PROBLEM: All lines holding the string "icon" are to be shown.

┌─ PROVIDED ENTRIES

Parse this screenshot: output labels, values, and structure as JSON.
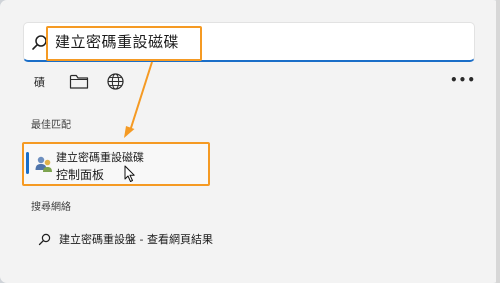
{
  "search": {
    "query": "建立密碼重設磁碟",
    "icon": "search-icon"
  },
  "filters": {
    "first_label": "磧",
    "folder_icon": "folder-icon",
    "globe_icon": "globe-icon",
    "more_icon": "more-icon"
  },
  "best_match": {
    "heading": "最佳匹配",
    "title": "建立密碼重設磁碟",
    "subtitle": "控制面板",
    "icon": "users-control-panel-icon"
  },
  "web": {
    "heading": "搜尋網絡",
    "suggestion": "建立密碼重設盤 - 查看網頁結果"
  },
  "colors": {
    "accent": "#1a6ec8",
    "highlight": "#f59a23"
  }
}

└─

OUTPUT BELOW:
    "icon": "search-icon"
    "folder_icon": "folder-icon",
    "globe_icon": "globe-icon",
    "more_icon": "more-icon"
    "icon": "users-control-panel-icon"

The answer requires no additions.